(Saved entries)
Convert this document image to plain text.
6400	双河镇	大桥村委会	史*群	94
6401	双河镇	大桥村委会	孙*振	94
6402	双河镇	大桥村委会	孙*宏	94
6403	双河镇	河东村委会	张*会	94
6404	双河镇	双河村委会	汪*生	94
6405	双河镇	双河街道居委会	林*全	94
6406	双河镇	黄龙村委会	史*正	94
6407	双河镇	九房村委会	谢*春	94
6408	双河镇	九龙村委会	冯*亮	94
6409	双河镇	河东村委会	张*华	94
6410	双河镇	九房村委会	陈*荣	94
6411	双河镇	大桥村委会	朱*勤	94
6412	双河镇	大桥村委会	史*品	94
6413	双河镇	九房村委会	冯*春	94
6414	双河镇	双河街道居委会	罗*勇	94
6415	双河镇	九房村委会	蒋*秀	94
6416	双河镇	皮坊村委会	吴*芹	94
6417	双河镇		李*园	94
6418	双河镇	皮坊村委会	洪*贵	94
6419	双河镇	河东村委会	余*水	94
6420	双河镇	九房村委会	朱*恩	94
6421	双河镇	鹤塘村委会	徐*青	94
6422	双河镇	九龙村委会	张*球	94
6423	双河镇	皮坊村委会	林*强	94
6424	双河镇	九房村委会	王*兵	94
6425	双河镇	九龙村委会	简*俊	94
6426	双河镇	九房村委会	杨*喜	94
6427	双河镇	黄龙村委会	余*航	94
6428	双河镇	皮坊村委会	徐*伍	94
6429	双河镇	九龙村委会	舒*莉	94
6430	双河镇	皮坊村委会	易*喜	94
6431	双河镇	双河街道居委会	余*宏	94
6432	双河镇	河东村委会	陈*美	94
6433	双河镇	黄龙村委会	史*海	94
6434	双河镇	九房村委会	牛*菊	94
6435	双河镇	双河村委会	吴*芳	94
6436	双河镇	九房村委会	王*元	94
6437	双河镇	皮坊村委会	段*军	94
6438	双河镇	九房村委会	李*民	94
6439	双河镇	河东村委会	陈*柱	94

- [Request]: Every entry must be output again, exactly as written above.

- [Completed exercise]:
Convert this document image to plain text.
6400	双河镇	大桥村委会	史*群	94
6401	双河镇	大桥村委会	孙*振	94
6402	双河镇	大桥村委会	孙*宏	94
6403	双河镇	河东村委会	张*会	94
6404	双河镇	双河村委会	汪*生	94
6405	双河镇	双河街道居委会	林*全	94
6406	双河镇	黄龙村委会	史*正	94
6407	双河镇	九房村委会	谢*春	94
6408	双河镇	九龙村委会	冯*亮	94
6409	双河镇	河东村委会	张*华	94
6410	双河镇	九房村委会	陈*荣	94
6411	双河镇	大桥村委会	朱*勤	94
6412	双河镇	大桥村委会	史*品	94
6413	双河镇	九房村委会	冯*春	94
6414	双河镇	双河街道居委会	罗*勇	94
6415	双河镇	九房村委会	蒋*秀	94
6416	双河镇	皮坊村委会	吴*芹	94
6417	双河镇		李*园	94
6418	双河镇	皮坊村委会	洪*贵	94
6419	双河镇	河东村委会	余*水	94
6420	双河镇	九房村委会	朱*恩	94
6421	双河镇	鹤塘村委会	徐*青	94
6422	双河镇	九龙村委会	张*球	94
6423	双河镇	皮坊村委会	林*强	94
6424	双河镇	九房村委会	王*兵	94
6425	双河镇	九龙村委会	简*俊	94
6426	双河镇	九房村委会	杨*喜	94
6427	双河镇	黄龙村委会	余*航	94
6428	双河镇	皮坊村委会	徐*伍	94
6429	双河镇	九龙村委会	舒*莉	94
6430	双河镇	皮坊村委会	易*喜	94
6431	双河镇	双河街道居委会	余*宏	94
6432	双河镇	河东村委会	陈*美	94
6433	双河镇	黄龙村委会	史*海	94
6434	双河镇	九房村委会	牛*菊	94
6435	双河镇	双河村委会	吴*芳	94
6436	双河镇	九房村委会	王*元	94
6437	双河镇	皮坊村委会	段*军	94
6438	双河镇	九房村委会	李*民	94
6439	双河镇	河东村委会	陈*柱	94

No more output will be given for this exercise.